▶ **Request**
Determine which lines contain the word "在平安建设过程中", then copy those lines.

+===+

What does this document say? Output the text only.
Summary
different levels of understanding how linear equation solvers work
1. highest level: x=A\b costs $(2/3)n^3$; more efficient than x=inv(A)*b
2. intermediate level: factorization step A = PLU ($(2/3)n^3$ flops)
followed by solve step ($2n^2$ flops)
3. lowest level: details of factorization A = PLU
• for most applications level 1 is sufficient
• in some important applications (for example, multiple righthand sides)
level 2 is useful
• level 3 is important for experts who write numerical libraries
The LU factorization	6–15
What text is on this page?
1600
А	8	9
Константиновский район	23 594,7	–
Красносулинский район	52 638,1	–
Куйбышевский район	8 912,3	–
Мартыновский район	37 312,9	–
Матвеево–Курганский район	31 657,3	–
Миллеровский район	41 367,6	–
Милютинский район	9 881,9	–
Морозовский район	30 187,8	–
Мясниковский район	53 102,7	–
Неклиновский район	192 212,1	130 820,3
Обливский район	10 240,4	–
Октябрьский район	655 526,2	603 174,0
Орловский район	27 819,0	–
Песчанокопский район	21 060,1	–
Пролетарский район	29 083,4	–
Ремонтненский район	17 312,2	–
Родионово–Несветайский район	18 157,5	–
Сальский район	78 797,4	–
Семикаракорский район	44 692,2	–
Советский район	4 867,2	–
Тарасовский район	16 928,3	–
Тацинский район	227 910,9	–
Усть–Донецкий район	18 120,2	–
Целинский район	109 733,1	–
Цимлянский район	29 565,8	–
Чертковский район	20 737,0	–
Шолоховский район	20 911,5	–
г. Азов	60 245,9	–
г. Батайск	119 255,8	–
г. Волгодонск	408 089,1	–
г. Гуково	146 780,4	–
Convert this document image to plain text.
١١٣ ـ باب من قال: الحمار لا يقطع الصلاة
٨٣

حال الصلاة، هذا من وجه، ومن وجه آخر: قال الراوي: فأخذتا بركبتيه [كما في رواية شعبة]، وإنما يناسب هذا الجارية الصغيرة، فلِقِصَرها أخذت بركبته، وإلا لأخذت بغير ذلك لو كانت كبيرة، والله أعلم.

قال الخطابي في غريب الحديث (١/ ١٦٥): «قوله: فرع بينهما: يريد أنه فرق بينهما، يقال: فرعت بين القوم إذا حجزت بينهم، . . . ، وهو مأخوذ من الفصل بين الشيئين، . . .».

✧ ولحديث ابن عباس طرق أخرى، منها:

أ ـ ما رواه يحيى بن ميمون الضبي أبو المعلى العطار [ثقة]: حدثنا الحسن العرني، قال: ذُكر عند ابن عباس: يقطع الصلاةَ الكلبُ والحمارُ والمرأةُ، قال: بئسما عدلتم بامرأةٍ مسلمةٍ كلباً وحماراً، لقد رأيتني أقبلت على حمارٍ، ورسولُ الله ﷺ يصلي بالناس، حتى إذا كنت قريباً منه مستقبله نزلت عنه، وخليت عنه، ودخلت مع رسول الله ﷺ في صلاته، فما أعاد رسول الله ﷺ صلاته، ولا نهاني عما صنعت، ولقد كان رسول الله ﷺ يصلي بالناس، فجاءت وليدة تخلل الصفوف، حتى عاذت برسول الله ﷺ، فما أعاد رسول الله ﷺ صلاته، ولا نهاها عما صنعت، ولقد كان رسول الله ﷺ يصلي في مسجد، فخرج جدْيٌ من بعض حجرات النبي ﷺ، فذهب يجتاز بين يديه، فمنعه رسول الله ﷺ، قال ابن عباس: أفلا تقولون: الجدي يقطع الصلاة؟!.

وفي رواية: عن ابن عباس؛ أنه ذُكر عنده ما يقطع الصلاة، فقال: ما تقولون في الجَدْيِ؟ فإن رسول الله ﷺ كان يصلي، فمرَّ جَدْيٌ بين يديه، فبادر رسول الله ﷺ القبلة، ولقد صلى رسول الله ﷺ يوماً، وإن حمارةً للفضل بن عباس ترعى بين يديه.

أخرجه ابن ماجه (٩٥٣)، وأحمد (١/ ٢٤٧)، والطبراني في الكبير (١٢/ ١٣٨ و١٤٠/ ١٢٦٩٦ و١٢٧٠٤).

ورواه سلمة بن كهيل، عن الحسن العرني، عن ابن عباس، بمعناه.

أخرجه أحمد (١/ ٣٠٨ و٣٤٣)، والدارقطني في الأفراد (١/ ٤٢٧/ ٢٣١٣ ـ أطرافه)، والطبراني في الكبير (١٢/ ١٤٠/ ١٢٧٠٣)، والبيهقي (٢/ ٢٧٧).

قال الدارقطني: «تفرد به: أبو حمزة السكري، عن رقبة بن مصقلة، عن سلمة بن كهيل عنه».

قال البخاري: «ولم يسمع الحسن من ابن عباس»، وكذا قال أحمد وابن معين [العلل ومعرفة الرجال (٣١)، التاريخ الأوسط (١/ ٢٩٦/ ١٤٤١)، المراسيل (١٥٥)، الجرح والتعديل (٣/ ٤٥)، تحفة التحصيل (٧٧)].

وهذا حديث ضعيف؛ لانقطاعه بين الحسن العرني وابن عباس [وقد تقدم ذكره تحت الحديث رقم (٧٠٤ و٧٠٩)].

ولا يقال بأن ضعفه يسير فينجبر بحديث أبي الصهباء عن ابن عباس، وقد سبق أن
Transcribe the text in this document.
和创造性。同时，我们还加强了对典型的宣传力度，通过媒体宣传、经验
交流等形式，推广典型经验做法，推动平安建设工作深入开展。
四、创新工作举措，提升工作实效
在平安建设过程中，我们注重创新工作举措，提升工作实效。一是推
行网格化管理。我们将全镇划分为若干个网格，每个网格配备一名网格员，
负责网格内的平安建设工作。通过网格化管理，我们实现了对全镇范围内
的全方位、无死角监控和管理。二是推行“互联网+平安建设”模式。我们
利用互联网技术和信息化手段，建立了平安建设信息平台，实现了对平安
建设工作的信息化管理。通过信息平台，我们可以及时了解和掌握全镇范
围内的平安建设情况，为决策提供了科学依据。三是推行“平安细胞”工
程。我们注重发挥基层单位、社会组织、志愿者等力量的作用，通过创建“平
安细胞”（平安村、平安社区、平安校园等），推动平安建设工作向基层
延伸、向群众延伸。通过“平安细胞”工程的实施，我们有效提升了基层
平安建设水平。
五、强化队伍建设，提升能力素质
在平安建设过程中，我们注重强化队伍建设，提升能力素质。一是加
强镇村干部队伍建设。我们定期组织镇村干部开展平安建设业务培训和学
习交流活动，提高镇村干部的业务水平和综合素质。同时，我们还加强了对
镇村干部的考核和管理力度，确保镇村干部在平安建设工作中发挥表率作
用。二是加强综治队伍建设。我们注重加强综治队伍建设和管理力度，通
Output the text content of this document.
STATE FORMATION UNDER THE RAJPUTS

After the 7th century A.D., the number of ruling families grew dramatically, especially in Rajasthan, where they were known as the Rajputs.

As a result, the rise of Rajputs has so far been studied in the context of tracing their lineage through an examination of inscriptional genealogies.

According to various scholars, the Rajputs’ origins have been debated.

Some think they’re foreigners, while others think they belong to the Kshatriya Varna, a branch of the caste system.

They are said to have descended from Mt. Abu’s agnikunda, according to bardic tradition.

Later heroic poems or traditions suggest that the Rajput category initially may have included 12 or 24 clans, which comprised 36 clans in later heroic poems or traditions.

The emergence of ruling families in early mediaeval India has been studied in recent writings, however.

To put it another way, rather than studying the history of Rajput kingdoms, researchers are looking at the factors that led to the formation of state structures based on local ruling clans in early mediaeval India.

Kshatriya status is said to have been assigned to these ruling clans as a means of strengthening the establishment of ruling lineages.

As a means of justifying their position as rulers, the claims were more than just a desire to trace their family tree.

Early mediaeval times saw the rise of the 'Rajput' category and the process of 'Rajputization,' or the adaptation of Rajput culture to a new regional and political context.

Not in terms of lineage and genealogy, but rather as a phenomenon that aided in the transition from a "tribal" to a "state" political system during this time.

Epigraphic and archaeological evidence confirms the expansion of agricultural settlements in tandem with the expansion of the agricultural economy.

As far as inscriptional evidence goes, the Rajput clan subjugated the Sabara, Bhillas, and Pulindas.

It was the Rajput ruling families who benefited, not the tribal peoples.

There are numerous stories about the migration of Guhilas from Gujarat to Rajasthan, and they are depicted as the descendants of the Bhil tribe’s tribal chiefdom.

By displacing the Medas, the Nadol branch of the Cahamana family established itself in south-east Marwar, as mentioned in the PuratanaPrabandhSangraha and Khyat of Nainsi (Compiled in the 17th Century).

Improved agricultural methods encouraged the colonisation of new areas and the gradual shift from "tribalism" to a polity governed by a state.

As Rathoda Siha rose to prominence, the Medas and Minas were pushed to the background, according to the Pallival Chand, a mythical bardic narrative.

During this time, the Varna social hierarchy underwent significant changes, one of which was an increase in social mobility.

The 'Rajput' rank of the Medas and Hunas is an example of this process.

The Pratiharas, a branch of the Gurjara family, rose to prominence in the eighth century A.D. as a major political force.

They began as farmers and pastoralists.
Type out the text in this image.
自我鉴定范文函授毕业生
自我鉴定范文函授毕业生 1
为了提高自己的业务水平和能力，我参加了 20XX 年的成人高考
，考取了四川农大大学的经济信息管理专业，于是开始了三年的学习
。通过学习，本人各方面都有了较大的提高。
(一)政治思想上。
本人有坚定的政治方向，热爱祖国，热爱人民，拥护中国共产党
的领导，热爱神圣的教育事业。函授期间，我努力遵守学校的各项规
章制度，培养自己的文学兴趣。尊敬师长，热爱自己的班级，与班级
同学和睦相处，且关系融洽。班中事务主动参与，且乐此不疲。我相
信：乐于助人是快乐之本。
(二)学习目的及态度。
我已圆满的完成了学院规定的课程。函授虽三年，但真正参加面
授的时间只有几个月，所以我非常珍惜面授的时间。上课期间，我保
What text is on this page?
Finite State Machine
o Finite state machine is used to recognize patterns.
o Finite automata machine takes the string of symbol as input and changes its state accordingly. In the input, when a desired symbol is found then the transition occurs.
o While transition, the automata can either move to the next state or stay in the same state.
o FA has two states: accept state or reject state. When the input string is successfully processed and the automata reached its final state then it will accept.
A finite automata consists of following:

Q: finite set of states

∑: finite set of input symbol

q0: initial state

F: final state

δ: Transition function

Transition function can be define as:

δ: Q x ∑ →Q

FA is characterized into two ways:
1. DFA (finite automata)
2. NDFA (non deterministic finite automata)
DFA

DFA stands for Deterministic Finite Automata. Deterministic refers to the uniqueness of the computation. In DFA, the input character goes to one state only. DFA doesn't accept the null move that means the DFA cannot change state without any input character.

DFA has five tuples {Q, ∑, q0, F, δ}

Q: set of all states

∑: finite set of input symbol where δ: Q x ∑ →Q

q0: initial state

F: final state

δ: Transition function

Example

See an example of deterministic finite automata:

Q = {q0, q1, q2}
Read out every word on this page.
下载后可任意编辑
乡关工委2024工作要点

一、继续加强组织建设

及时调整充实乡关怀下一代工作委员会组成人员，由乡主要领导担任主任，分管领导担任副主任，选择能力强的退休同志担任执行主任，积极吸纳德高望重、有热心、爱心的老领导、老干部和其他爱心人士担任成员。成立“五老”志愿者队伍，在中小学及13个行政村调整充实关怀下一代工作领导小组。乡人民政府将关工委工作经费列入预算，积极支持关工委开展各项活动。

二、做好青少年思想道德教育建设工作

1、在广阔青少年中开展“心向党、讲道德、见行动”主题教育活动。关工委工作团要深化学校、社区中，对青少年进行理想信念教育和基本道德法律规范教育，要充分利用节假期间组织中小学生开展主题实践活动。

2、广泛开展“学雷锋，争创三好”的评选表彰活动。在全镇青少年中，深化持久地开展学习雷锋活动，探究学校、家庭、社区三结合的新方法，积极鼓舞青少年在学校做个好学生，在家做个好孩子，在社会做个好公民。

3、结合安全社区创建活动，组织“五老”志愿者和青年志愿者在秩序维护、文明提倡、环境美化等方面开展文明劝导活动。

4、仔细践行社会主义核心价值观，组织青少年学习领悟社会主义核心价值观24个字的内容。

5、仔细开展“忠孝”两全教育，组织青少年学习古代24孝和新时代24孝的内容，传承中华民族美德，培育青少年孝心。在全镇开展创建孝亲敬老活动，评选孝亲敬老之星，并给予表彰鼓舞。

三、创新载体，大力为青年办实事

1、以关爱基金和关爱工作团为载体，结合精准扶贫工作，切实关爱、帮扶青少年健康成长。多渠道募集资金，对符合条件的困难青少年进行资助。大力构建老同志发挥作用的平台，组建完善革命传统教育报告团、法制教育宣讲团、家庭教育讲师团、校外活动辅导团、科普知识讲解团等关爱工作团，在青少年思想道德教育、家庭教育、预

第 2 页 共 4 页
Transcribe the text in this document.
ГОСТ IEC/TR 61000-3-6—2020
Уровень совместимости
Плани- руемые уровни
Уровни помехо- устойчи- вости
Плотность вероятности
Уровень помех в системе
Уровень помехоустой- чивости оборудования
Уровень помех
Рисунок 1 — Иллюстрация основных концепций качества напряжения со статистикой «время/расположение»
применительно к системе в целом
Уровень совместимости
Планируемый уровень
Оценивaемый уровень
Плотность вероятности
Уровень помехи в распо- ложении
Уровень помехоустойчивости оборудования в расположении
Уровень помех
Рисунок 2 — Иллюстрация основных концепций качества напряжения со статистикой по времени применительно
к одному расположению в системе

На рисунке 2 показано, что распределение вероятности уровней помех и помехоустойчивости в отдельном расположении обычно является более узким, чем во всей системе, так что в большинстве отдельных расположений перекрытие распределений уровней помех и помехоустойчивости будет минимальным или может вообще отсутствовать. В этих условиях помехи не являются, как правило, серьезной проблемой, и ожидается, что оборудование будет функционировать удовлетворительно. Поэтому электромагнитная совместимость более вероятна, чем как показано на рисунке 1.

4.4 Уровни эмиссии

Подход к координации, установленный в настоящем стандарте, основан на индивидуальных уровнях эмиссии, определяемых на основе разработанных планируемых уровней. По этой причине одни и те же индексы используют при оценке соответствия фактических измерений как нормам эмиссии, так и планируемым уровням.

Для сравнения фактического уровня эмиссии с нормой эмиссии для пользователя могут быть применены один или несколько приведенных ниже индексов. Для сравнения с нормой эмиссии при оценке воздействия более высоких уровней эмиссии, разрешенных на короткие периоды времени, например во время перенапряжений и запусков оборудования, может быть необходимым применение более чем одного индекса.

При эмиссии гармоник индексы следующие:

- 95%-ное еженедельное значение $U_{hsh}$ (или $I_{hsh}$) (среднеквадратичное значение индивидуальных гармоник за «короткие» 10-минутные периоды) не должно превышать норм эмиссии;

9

+===+

▶ **Solution to this problem**
在平安建设过程中，我们注重创新工作举措，提升工作实效。一是推
在平安建设过程中，我们注重强化队伍建设，提升能力素质。一是加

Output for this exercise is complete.